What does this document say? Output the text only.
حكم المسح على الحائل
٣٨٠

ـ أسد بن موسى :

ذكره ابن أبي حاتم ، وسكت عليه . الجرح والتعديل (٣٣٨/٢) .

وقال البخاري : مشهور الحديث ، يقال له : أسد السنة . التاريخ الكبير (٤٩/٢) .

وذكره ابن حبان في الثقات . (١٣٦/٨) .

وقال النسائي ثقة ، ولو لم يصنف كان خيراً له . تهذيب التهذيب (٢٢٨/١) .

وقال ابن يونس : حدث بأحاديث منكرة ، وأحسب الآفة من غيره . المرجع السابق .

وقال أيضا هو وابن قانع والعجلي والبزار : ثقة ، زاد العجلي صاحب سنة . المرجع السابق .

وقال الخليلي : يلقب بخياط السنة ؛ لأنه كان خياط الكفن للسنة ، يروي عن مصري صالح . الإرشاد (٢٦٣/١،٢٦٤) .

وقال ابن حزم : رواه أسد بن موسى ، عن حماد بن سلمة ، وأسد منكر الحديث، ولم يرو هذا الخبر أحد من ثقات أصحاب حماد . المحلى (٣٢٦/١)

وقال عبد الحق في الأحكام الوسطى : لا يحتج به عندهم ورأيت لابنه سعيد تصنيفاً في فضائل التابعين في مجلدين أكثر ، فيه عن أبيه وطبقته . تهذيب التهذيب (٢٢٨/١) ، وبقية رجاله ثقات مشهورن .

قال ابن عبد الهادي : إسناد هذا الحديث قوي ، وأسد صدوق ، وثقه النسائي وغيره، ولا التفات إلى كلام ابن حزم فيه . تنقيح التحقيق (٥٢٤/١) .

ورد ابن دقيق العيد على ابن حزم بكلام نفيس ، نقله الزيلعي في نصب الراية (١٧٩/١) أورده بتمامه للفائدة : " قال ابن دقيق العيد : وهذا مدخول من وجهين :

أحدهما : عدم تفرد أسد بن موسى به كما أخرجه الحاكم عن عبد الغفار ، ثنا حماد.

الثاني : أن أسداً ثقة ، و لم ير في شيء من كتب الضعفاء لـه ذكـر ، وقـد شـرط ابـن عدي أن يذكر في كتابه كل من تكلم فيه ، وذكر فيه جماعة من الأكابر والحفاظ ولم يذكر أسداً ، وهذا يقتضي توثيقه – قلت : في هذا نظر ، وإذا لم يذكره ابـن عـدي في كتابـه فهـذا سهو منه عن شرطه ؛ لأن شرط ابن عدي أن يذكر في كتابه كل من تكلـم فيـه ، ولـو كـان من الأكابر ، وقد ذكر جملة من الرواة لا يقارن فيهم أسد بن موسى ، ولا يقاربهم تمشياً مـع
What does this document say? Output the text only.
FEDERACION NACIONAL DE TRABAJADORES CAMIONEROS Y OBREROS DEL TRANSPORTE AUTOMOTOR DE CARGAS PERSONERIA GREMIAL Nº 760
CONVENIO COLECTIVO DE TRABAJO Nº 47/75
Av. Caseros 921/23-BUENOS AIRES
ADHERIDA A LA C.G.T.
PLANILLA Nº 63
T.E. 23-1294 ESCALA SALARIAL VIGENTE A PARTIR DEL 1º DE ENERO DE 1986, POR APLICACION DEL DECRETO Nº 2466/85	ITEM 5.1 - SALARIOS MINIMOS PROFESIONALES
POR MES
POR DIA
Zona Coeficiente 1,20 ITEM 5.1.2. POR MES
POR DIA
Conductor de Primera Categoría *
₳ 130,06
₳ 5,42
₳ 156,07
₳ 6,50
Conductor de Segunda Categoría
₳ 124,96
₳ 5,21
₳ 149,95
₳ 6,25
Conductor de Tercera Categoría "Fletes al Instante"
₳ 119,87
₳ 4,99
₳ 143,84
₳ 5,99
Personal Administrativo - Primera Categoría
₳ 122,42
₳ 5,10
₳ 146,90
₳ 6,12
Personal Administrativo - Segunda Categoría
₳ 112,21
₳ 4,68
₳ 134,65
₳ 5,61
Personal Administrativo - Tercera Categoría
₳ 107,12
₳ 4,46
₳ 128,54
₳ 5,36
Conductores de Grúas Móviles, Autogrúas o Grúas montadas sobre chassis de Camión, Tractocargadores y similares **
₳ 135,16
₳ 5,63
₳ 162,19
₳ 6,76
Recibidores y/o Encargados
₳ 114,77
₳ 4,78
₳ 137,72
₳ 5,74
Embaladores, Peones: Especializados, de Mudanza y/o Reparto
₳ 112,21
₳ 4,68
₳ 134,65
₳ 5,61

** WHAT TO DO **
Print all of the entries exactly as they are written.

** THE RESPONSE **
What does this document say? Output the text only.
حكم المسح على الحائل
٣٨٠

ـ أسد بن موسى :

ذكره ابن أبي حاتم ، وسكت عليه . الجرح والتعديل (٣٣٨/٢) .

وقال البخاري : مشهور الحديث ، يقال له : أسد السنة . التاريخ الكبير (٤٩/٢) .

وذكره ابن حبان في الثقات . (١٣٦/٨) .

وقال النسائي ثقة ، ولو لم يصنف كان خيراً له . تهذيب التهذيب (٢٢٨/١) .

وقال ابن يونس : حدث بأحاديث منكرة ، وأحسب الآفة من غيره . المرجع السابق .

وقال أيضا هو وابن قانع والعجلي والبزار : ثقة ، زاد العجلي صاحب سنة . المرجع السابق .

وقال الخليلي : يلقب بخياط السنة ؛ لأنه كان خياط الكفن للسنة ، يروي عن مصري صالح . الإرشاد (٢٦٣/١،٢٦٤) .

وقال ابن حزم : رواه أسد بن موسى ، عن حماد بن سلمة ، وأسد منكر الحديث، ولم يرو هذا الخبر أحد من ثقات أصحاب حماد . المحلى (٣٢٦/١)

وقال عبد الحق في الأحكام الوسطى : لا يحتج به عندهم ورأيت لابنه سعيد تصنيفاً في فضائل التابعين في مجلدين أكثر ، فيه عن أبيه وطبقته . تهذيب التهذيب (٢٢٨/١) ، وبقية رجاله ثقات مشهورن .

قال ابن عبد الهادي : إسناد هذا الحديث قوي ، وأسد صدوق ، وثقه النسائي وغيره، ولا التفات إلى كلام ابن حزم فيه . تنقيح التحقيق (٥٢٤/١) .

ورد ابن دقيق العيد على ابن حزم بكلام نفيس ، نقله الزيلعي في نصب الراية (١٧٩/١) أورده بتمامه للفائدة : " قال ابن دقيق العيد : وهذا مدخول من وجهين :

أحدهما : عدم تفرد أسد بن موسى به كما أخرجه الحاكم عن عبد الغفار ، ثنا حماد.

الثاني : أن أسداً ثقة ، و لم ير في شيء من كتب الضعفاء لـه ذكـر ، وقـد شـرط ابـن عدي أن يذكر في كتابه كل من تكلم فيه ، وذكر فيه جماعة من الأكابر والحفاظ ولم يذكر أسداً ، وهذا يقتضي توثيقه – قلت : في هذا نظر ، وإذا لم يذكره ابـن عـدي في كتابـه فهـذا سهو منه عن شرطه ؛ لأن شرط ابن عدي أن يذكر في كتابه كل من تكلـم فيـه ، ولـو كـان من الأكابر ، وقد ذكر جملة من الرواة لا يقارن فيهم أسد بن موسى ، ولا يقاربهم تمشياً مـع
What does this document say? Output the text only.
FEDERACION NACIONAL DE TRABAJADORES CAMIONEROS Y OBREROS DEL TRANSPORTE AUTOMOTOR DE CARGAS PERSONERIA GREMIAL Nº 760
CONVENIO COLECTIVO DE TRABAJO Nº 47/75
Av. Caseros 921/23-BUENOS AIRES
ADHERIDA A LA C.G.T.
PLANILLA Nº 63
T.E. 23-1294 ESCALA SALARIAL VIGENTE A PARTIR DEL 1º DE ENERO DE 1986, POR APLICACION DEL DECRETO Nº 2466/85	ITEM 5.1 - SALARIOS MINIMOS PROFESIONALES
POR MES
POR DIA
Zona Coeficiente 1,20 ITEM 5.1.2. POR MES
POR DIA
Conductor de Primera Categoría *
₳ 130,06
₳ 5,42
₳ 156,07
₳ 6,50
Conductor de Segunda Categoría
₳ 124,96
₳ 5,21
₳ 149,95
₳ 6,25
Conductor de Tercera Categoría "Fletes al Instante"
₳ 119,87
₳ 4,99
₳ 143,84
₳ 5,99
Personal Administrativo - Primera Categoría
₳ 122,42
₳ 5,10
₳ 146,90
₳ 6,12
Personal Administrativo - Segunda Categoría
₳ 112,21
₳ 4,68
₳ 134,65
₳ 5,61
Personal Administrativo - Tercera Categoría
₳ 107,12
₳ 4,46
₳ 128,54
₳ 5,36
Conductores de Grúas Móviles, Autogrúas o Grúas montadas sobre chassis de Camión, Tractocargadores y similares **
₳ 135,16
₳ 5,63
₳ 162,19
₳ 6,76
Recibidores y/o Encargados
₳ 114,77
₳ 4,78
₳ 137,72
₳ 5,74
Embaladores, Peones: Especializados, de Mudanza y/o Reparto
₳ 112,21
₳ 4,68
₳ 134,65
₳ 5,61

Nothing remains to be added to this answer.